◆ GIVEN REQUEST
Exactly reproduce the entries, dropping any pictures from your copy.

◆ RECORDS TO PROCESS
########
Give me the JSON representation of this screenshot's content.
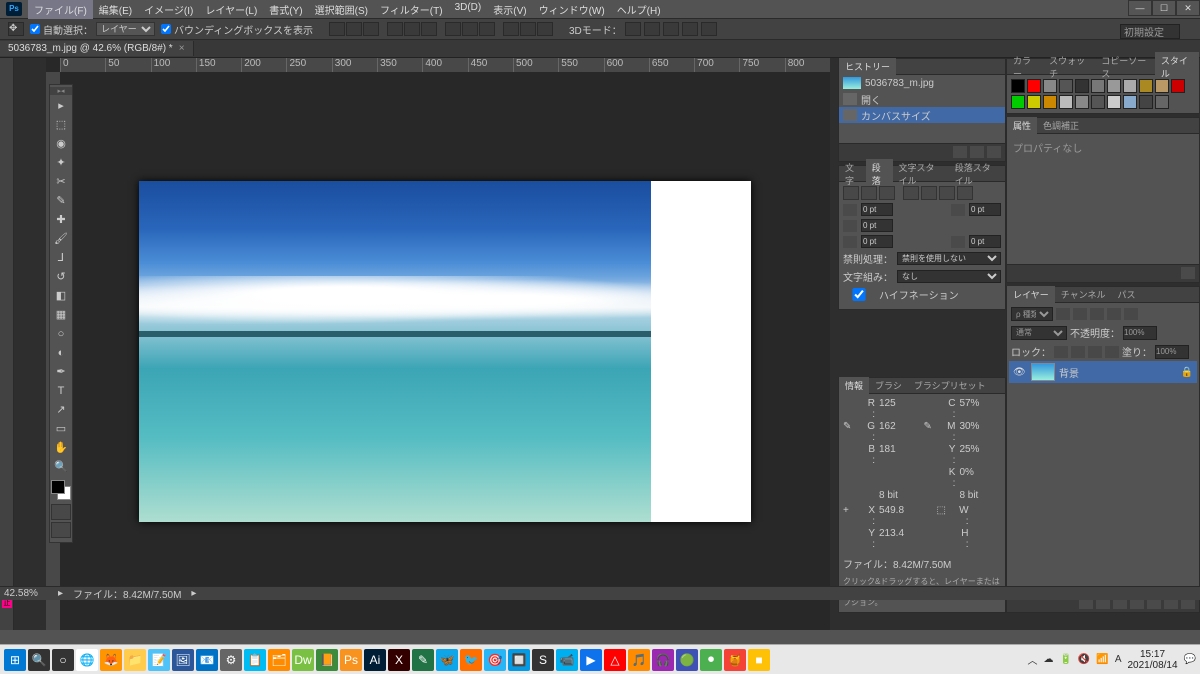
{
  "menu": [
    "ファイル(F)",
    "編集(E)",
    "イメージ(I)",
    "レイヤー(L)",
    "書式(Y)",
    "選択範囲(S)",
    "フィルター(T)",
    "3D(D)",
    "表示(V)",
    "ウィンドウ(W)",
    "ヘルプ(H)"
  ],
  "winbtns": {
    "min": "—",
    "max": "☐",
    "close": "✕"
  },
  "optbar": {
    "auto_select": "自動選択：",
    "auto_select_val": "レイヤー",
    "show_bbox": "バウンディングボックスを表示",
    "mode3d": "3Dモード："
  },
  "essentials_input": "初期設定",
  "doc_tab": "5036783_m.jpg @ 42.6% (RGB/8#) *",
  "zoom_status": "42.58%",
  "file_status": "ファイル：8.42M/7.50M",
  "ruler_marks": [
    "0",
    "50",
    "100",
    "150",
    "200",
    "250",
    "300",
    "350",
    "400",
    "450",
    "500",
    "550",
    "600",
    "650",
    "700",
    "750",
    "800"
  ],
  "history": {
    "tab": "ヒストリー",
    "thumb_label": "5036783_m.jpg",
    "items": [
      "開く",
      "カンバスサイズ"
    ]
  },
  "paragraph": {
    "tabs": [
      "文字",
      "段落",
      "文字スタイル",
      "段落スタイル"
    ],
    "indent_left": "0 pt",
    "indent_right": "0 pt",
    "indent_first": "0 pt",
    "space_before": "0 pt",
    "space_after": "0 pt",
    "kinsoku_label": "禁則処理：",
    "kinsoku_val": "禁則を使用しない",
    "mojikumi_label": "文字組み：",
    "mojikumi_val": "なし",
    "hyphen": "ハイフネーション"
  },
  "info": {
    "tabs": [
      "情報",
      "ブラシ",
      "ブラシプリセット"
    ],
    "R": "125",
    "G": "162",
    "B": "181",
    "bit1": "8 bit",
    "C": "57%",
    "M": "30%",
    "Y": "25%",
    "K": "0%",
    "bit2": "8 bit",
    "X": "549.8",
    "Y2": "213.4",
    "W": "",
    "H": "",
    "file": "ファイル：8.42M/7.50M",
    "hint": "クリック&ドラッグすると、レイヤーまたは選択範囲を移動します。Shift、Alt で追加オプション。"
  },
  "colors_panel": {
    "tabs": [
      "カラー",
      "スウォッチ",
      "コピーソース",
      "スタイル"
    ]
  },
  "swatch_colors": [
    "#000",
    "#f00",
    "#888",
    "#555",
    "#333",
    "#777",
    "#999",
    "#aaa",
    "#a82",
    "#b96",
    "#c00",
    "#0c0",
    "#cc0",
    "#c80",
    "#bbb",
    "#888",
    "#555",
    "#ccc",
    "#8ac",
    "#444",
    "#666"
  ],
  "props": {
    "tabs": [
      "属性",
      "色調補正"
    ],
    "body": "プロパティなし"
  },
  "layers": {
    "tabs": [
      "レイヤー",
      "チャンネル",
      "パス"
    ],
    "kind": "種類",
    "blend": "通常",
    "opacity_label": "不透明度：",
    "opacity": "100%",
    "lock_label": "ロック：",
    "fill_label": "塗り：",
    "fill": "100%",
    "layer_name": "背景"
  },
  "taskbar": {
    "icons": [
      "⊞",
      "🔍",
      "○",
      "🌐",
      "🦊",
      "📁",
      "📝",
      "🖼",
      "📧",
      "⚙",
      "📋",
      "🗂",
      "Dw",
      "📙",
      "Ps",
      "Ai",
      "X",
      "✎",
      "🦋",
      "🐦",
      "🎯",
      "🔲",
      "S",
      "📹",
      "▶",
      "△",
      "🎵",
      "🎧",
      "🟢",
      "⏺",
      "🍯",
      "■"
    ],
    "time": "15:17",
    "date": "2021/08/14"
  }
}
########
◆ ANSWER TO THE PROBLEM
Give me the JSON representation of this screenshot's content.
{
  "menu": [
    "ファイル(F)",
    "編集(E)",
    "イメージ(I)",
    "レイヤー(L)",
    "書式(Y)",
    "選択範囲(S)",
    "フィルター(T)",
    "3D(D)",
    "表示(V)",
    "ウィンドウ(W)",
    "ヘルプ(H)"
  ],
  "winbtns": {
    "min": "—",
    "max": "☐",
    "close": "✕"
  },
  "optbar": {
    "auto_select": "自動選択：",
    "auto_select_val": "レイヤー",
    "show_bbox": "バウンディングボックスを表示",
    "mode3d": "3Dモード："
  },
  "essentials_input": "初期設定",
  "doc_tab": "5036783_m.jpg @ 42.6% (RGB/8#) *",
  "zoom_status": "42.58%",
  "file_status": "ファイル：8.42M/7.50M",
  "ruler_marks": [
    "0",
    "50",
    "100",
    "150",
    "200",
    "250",
    "300",
    "350",
    "400",
    "450",
    "500",
    "550",
    "600",
    "650",
    "700",
    "750",
    "800"
  ],
  "history": {
    "tab": "ヒストリー",
    "thumb_label": "5036783_m.jpg",
    "items": [
      "開く",
      "カンバスサイズ"
    ]
  },
  "paragraph": {
    "tabs": [
      "文字",
      "段落",
      "文字スタイル",
      "段落スタイル"
    ],
    "indent_left": "0 pt",
    "indent_right": "0 pt",
    "indent_first": "0 pt",
    "space_before": "0 pt",
    "space_after": "0 pt",
    "kinsoku_label": "禁則処理：",
    "kinsoku_val": "禁則を使用しない",
    "mojikumi_label": "文字組み：",
    "mojikumi_val": "なし",
    "hyphen": "ハイフネーション"
  },
  "info": {
    "tabs": [
      "情報",
      "ブラシ",
      "ブラシプリセット"
    ],
    "R": "125",
    "G": "162",
    "B": "181",
    "bit1": "8 bit",
    "C": "57%",
    "M": "30%",
    "Y": "25%",
    "K": "0%",
    "bit2": "8 bit",
    "X": "549.8",
    "Y2": "213.4",
    "W": "",
    "H": "",
    "file": "ファイル：8.42M/7.50M",
    "hint": "クリック&ドラッグすると、レイヤーまたは選択範囲を移動します。Shift、Alt で追加オプション。"
  },
  "colors_panel": {
    "tabs": [
      "カラー",
      "スウォッチ",
      "コピーソース",
      "スタイル"
    ]
  },
  "swatch_colors": [
    "#000",
    "#f00",
    "#888",
    "#555",
    "#333",
    "#777",
    "#999",
    "#aaa",
    "#a82",
    "#b96",
    "#c00",
    "#0c0",
    "#cc0",
    "#c80",
    "#bbb",
    "#888",
    "#555",
    "#ccc",
    "#8ac",
    "#444",
    "#666"
  ],
  "props": {
    "tabs": [
      "属性",
      "色調補正"
    ],
    "body": "プロパティなし"
  },
  "layers": {
    "tabs": [
      "レイヤー",
      "チャンネル",
      "パス"
    ],
    "kind": "種類",
    "blend": "通常",
    "opacity_label": "不透明度：",
    "opacity": "100%",
    "lock_label": "ロック：",
    "fill_label": "塗り：",
    "fill": "100%",
    "layer_name": "背景"
  },
  "taskbar": {
    "icons": [
      "⊞",
      "🔍",
      "○",
      "🌐",
      "🦊",
      "📁",
      "📝",
      "🖼",
      "📧",
      "⚙",
      "📋",
      "🗂",
      "Dw",
      "📙",
      "Ps",
      "Ai",
      "X",
      "✎",
      "🦋",
      "🐦",
      "🎯",
      "🔲",
      "S",
      "📹",
      "▶",
      "△",
      "🎵",
      "🎧",
      "🟢",
      "⏺",
      "🍯",
      "■"
    ],
    "time": "15:17",
    "date": "2021/08/14"
  }
}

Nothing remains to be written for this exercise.